— BEGIN —

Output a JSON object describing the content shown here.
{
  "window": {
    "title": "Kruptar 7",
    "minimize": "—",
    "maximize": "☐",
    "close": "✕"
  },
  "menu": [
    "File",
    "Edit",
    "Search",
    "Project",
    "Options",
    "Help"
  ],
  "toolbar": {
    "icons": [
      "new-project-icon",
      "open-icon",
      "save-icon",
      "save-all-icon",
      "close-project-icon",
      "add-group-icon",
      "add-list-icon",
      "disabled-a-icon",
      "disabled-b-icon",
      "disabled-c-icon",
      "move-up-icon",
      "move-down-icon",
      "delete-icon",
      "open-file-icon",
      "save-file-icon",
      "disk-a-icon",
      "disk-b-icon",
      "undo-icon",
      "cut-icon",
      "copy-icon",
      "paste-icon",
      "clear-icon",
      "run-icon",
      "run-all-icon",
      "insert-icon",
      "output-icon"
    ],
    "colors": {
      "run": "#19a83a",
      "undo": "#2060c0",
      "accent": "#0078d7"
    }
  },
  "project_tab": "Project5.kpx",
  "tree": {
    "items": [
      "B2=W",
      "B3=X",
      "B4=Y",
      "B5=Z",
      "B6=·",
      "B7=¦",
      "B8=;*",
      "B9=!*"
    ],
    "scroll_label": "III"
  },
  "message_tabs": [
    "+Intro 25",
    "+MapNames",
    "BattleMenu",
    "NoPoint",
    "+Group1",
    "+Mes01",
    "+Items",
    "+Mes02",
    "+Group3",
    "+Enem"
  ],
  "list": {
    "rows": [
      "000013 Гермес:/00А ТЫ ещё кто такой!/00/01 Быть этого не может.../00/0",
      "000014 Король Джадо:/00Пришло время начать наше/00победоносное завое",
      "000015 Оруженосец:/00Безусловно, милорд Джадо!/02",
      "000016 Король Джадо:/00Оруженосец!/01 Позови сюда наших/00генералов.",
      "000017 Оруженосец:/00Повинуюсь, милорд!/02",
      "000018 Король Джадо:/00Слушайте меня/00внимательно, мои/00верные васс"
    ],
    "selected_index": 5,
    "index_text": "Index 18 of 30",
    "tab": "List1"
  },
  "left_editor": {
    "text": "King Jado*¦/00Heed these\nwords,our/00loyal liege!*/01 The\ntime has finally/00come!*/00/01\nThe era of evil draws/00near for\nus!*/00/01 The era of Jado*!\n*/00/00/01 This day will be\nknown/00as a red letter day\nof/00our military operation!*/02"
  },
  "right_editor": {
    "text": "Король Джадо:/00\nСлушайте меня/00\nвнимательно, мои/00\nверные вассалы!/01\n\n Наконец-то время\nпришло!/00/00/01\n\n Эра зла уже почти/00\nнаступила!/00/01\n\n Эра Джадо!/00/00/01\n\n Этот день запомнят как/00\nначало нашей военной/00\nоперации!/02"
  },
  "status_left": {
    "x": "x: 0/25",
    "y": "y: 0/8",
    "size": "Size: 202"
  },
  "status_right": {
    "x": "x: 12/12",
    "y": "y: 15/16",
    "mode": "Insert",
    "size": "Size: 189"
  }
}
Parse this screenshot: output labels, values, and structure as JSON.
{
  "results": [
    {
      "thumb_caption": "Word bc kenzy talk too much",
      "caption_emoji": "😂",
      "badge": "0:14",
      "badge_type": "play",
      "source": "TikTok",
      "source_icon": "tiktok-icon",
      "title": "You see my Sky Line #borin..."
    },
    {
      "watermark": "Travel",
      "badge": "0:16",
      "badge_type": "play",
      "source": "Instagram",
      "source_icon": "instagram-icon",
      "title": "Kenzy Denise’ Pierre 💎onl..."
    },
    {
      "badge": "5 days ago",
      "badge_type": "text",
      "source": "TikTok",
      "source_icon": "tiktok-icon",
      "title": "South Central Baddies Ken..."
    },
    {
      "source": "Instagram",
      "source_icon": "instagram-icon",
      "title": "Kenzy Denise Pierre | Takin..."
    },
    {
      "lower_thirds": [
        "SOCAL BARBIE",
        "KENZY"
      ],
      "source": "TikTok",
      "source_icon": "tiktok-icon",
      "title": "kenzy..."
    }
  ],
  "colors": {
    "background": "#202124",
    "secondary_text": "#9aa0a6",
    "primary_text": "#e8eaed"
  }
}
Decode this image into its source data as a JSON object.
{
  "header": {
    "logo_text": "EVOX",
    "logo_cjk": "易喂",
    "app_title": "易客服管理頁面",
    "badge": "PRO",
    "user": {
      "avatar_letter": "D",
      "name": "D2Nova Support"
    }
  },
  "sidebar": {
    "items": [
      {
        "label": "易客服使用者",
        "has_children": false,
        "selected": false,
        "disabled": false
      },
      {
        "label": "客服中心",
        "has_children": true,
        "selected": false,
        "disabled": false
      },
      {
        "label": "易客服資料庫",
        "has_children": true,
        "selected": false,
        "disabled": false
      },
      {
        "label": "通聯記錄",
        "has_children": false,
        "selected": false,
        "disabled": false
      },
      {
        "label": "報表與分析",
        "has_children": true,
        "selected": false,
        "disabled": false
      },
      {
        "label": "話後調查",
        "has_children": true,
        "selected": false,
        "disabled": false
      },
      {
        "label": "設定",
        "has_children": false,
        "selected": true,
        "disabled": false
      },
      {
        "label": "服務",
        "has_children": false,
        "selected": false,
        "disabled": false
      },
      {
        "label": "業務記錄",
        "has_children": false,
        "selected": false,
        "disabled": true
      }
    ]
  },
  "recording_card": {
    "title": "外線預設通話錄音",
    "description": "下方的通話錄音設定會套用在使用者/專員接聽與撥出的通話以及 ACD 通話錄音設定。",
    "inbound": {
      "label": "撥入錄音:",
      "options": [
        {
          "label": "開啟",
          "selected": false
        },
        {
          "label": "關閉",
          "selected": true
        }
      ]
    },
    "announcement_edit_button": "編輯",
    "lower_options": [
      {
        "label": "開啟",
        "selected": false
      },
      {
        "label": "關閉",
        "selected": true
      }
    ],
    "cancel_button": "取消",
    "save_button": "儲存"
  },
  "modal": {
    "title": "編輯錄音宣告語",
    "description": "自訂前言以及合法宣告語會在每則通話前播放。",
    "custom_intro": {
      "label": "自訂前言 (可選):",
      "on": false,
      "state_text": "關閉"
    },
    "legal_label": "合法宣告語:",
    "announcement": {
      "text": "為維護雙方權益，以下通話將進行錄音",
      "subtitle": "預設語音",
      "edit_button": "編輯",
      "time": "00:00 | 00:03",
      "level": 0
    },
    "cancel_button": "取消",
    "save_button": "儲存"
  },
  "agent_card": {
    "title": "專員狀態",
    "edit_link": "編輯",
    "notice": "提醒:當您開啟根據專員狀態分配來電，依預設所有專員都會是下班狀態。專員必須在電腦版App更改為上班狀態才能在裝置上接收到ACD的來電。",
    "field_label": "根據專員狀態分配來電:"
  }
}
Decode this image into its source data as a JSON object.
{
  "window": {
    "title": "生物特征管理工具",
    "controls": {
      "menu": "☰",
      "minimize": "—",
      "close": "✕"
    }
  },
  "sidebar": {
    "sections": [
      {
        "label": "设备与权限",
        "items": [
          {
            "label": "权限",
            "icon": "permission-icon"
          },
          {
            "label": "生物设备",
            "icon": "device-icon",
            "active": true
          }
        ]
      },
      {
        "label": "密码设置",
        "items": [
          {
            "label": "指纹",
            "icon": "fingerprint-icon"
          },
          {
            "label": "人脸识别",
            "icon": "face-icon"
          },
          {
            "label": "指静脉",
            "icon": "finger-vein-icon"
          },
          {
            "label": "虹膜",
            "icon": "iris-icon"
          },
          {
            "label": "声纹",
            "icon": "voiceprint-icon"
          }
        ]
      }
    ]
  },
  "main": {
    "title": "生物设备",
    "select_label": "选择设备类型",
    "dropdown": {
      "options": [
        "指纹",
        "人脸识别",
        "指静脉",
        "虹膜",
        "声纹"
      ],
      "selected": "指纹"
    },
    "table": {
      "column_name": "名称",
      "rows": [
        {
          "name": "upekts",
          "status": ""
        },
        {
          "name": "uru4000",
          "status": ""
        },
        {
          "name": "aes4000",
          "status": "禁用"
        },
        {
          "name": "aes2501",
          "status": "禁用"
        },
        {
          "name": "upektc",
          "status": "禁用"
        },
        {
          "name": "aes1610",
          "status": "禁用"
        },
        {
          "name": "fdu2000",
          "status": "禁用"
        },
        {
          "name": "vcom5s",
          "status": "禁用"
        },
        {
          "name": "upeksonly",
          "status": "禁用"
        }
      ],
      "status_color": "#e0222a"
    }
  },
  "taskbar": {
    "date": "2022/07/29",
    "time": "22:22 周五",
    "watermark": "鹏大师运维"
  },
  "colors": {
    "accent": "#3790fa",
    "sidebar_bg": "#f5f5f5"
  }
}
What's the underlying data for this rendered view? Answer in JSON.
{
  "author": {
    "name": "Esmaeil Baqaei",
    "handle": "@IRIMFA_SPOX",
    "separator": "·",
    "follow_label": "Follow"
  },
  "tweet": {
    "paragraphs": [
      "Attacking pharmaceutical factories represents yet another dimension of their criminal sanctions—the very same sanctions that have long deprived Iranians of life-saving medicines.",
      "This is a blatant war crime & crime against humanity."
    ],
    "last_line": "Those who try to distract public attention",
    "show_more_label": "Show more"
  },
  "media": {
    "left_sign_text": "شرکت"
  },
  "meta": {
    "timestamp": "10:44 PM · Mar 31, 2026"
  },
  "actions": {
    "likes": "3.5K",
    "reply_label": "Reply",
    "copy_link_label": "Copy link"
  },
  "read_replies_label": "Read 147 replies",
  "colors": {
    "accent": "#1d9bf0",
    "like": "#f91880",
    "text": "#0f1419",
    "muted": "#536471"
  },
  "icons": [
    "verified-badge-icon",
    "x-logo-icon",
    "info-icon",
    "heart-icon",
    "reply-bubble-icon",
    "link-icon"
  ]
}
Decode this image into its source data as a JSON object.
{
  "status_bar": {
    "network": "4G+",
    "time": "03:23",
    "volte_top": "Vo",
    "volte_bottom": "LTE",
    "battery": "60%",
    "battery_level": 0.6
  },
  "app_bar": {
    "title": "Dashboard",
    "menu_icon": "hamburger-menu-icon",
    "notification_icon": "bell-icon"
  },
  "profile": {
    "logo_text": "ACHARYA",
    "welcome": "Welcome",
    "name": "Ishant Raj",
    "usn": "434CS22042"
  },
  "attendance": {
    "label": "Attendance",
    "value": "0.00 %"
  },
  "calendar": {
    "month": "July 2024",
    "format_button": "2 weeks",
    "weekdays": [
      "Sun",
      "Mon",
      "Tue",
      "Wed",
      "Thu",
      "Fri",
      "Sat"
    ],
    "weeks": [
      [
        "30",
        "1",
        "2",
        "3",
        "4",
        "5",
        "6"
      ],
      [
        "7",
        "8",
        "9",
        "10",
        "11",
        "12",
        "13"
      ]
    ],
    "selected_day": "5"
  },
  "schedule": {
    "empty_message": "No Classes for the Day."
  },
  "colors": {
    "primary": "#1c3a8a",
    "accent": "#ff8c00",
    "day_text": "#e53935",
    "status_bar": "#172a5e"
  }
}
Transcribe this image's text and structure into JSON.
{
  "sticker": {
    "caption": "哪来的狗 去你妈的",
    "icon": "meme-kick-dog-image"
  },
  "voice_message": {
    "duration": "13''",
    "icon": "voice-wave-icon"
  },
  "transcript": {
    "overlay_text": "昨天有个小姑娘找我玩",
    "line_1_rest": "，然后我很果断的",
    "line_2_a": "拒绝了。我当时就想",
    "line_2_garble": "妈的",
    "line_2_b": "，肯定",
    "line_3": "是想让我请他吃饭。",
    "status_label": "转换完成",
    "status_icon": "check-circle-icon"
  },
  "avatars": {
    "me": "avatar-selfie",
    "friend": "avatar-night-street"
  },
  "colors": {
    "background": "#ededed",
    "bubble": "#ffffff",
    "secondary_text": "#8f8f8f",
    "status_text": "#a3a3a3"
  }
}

— END —

Pick out every line above that contains the word "Denise" and copy it.

      "title": "Kenzy Denise’ Pierre 💎onl..."
      "title": "Kenzy Denise Pierre | Takin..."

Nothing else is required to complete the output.